Records for this task:
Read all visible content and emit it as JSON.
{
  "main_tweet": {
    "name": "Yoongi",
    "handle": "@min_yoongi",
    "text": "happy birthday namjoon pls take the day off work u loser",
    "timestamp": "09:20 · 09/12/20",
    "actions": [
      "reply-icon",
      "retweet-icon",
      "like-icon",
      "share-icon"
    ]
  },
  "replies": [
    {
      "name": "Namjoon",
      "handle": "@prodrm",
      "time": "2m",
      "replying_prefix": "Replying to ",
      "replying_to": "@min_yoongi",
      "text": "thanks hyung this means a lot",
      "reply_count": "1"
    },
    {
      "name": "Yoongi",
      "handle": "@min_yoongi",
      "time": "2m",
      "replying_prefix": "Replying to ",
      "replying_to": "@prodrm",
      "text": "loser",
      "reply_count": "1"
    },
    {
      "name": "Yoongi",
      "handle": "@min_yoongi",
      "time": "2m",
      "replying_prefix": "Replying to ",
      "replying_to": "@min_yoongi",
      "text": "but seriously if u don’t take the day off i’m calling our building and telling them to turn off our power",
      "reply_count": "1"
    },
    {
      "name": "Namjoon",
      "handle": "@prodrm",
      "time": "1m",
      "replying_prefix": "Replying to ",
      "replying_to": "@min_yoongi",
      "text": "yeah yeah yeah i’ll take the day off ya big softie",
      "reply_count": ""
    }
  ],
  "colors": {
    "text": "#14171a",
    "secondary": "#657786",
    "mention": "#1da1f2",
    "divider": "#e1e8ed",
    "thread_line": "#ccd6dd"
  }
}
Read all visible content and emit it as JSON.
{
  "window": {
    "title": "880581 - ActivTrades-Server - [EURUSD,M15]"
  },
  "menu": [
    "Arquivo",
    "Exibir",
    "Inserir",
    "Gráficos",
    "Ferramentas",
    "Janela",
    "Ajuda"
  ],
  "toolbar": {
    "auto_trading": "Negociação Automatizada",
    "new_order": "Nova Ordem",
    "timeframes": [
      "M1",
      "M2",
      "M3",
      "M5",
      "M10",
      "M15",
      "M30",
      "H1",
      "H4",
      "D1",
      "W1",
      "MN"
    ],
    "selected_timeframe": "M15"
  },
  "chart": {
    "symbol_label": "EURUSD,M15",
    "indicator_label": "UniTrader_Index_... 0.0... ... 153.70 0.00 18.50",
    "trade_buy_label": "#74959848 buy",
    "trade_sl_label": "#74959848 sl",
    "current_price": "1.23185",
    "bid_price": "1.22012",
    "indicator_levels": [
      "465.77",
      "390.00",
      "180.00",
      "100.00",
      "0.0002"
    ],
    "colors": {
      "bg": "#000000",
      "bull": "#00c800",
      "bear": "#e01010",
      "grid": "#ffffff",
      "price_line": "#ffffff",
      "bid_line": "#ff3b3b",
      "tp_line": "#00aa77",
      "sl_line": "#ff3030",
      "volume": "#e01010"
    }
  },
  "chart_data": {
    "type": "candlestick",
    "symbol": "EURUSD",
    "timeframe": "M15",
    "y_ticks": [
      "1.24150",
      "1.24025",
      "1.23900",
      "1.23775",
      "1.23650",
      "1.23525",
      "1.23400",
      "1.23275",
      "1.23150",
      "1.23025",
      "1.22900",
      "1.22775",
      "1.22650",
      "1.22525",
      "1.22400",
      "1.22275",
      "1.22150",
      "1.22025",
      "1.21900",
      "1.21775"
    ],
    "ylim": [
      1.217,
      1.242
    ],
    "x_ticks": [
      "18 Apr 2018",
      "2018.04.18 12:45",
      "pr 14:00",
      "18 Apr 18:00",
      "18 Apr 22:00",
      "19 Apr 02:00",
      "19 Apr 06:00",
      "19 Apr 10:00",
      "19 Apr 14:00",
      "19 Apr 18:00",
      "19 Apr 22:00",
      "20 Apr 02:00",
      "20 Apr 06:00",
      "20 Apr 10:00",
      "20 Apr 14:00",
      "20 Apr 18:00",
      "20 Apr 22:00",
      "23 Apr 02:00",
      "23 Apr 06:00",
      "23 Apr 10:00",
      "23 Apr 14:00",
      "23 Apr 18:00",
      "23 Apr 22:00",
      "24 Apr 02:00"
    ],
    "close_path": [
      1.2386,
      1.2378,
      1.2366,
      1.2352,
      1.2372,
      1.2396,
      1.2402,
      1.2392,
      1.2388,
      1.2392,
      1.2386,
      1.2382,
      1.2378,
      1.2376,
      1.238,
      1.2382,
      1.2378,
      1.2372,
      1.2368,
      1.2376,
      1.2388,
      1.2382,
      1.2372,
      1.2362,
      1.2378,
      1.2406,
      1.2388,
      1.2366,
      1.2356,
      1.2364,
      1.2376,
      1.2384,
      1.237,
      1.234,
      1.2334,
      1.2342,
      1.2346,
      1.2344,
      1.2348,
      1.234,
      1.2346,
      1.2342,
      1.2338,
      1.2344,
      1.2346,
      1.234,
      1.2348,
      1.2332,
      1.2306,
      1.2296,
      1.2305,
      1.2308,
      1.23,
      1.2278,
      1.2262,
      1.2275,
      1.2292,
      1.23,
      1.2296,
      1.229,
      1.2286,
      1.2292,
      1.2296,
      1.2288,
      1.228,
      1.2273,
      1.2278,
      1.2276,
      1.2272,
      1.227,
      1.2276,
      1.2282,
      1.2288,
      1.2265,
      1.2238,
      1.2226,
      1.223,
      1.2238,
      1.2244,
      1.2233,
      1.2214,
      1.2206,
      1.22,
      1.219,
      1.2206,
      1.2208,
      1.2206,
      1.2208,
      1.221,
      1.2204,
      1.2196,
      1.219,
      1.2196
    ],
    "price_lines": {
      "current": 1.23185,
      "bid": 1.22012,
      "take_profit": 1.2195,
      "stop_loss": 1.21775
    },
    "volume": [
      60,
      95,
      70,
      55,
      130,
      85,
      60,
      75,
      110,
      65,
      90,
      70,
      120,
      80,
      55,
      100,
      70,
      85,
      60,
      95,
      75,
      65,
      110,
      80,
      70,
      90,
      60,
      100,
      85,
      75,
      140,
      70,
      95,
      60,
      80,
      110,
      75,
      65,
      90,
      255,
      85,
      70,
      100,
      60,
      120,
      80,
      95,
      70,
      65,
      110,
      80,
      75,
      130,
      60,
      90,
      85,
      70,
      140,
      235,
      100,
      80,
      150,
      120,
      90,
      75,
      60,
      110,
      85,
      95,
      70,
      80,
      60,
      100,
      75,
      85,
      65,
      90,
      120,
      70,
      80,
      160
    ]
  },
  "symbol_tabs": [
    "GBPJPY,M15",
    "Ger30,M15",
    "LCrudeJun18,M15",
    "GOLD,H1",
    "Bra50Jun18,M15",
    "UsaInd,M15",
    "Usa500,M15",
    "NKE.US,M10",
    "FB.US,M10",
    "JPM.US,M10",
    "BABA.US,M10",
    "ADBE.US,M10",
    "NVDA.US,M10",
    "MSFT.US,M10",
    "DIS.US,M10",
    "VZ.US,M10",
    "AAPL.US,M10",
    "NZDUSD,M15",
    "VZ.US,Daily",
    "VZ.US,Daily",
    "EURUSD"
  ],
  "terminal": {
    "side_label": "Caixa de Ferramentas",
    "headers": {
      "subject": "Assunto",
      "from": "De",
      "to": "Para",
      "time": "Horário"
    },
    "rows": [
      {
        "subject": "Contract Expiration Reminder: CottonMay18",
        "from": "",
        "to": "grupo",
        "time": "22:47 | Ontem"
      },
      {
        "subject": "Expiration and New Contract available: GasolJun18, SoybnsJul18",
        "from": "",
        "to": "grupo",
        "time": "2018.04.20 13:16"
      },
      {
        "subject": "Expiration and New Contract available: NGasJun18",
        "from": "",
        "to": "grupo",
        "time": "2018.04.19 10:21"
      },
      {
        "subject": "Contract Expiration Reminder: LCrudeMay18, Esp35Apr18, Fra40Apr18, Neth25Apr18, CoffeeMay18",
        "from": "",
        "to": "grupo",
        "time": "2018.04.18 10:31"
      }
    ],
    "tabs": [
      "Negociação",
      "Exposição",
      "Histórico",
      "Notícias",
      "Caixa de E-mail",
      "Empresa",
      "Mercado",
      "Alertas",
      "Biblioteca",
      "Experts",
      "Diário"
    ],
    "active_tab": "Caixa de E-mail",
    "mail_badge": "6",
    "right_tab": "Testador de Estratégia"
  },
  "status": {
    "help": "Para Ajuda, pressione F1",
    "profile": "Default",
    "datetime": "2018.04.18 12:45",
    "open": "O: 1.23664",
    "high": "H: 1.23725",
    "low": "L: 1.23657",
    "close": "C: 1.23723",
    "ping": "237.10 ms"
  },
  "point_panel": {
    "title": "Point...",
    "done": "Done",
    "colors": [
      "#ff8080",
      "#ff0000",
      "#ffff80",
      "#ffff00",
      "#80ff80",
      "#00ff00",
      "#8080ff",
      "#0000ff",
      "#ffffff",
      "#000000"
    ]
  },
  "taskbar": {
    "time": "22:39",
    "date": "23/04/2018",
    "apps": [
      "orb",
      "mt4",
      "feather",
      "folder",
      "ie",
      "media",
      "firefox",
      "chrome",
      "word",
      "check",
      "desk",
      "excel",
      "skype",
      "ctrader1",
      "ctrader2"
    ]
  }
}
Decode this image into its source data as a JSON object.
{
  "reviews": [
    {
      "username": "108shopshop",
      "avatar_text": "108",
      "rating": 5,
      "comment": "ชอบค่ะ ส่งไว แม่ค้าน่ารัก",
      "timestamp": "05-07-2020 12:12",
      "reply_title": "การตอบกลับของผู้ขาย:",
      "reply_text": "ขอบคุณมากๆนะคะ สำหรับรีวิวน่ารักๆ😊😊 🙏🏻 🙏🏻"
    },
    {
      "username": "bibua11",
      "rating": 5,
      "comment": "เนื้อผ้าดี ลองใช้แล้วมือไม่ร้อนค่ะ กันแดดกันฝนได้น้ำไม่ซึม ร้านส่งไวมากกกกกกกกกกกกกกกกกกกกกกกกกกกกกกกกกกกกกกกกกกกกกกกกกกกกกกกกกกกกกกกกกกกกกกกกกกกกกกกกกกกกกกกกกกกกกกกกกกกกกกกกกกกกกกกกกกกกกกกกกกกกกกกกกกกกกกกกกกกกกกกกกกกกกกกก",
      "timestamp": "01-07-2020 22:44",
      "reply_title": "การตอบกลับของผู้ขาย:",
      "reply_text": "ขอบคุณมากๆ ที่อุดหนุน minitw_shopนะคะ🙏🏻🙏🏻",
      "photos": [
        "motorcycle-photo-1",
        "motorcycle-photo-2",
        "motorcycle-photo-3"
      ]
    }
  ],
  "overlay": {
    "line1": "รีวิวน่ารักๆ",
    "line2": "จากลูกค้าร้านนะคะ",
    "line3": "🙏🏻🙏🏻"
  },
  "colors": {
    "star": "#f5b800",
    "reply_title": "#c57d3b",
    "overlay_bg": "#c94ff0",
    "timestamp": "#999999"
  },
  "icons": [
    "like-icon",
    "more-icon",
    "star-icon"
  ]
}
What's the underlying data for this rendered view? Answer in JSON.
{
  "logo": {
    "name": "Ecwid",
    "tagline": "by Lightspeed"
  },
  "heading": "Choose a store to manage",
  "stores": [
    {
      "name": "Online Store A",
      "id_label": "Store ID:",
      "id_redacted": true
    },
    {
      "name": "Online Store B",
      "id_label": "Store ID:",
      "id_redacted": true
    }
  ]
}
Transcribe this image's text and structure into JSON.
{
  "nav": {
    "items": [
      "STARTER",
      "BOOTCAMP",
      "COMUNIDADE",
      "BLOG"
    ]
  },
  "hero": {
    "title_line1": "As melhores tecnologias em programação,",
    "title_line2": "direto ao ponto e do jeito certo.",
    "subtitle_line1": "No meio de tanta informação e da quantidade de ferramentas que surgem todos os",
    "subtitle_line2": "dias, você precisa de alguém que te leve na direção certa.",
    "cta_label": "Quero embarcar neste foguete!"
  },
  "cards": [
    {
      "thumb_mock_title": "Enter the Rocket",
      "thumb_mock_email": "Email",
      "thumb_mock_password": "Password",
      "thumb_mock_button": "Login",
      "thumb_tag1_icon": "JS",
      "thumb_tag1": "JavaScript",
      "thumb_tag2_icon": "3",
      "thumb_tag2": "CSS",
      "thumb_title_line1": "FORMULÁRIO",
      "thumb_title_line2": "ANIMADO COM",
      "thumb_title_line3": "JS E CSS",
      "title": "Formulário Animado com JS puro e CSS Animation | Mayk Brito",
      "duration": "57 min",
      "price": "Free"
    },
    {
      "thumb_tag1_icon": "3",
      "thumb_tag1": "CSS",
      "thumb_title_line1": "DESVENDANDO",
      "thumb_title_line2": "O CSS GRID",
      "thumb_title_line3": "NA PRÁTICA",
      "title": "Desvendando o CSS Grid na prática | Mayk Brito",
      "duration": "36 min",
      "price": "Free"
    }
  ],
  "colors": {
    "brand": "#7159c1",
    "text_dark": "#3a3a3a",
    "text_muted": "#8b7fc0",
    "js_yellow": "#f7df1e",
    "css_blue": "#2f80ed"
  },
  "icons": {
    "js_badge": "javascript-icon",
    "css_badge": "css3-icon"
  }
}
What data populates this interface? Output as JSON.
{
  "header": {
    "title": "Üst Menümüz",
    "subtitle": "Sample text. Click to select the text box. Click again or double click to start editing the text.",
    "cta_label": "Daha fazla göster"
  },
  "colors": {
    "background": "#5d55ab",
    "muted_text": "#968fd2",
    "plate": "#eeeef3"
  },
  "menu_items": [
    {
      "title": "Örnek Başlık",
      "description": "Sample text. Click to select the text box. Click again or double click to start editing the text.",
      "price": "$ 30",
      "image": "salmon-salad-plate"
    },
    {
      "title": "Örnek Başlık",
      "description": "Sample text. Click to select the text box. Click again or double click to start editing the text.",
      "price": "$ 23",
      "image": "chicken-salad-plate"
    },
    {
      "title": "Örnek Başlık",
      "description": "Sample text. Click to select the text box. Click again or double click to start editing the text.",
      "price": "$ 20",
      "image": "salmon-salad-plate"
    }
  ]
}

Given problem: Each line holding the word "ffffff" counts once; report the total and nothing else.

Reply: 3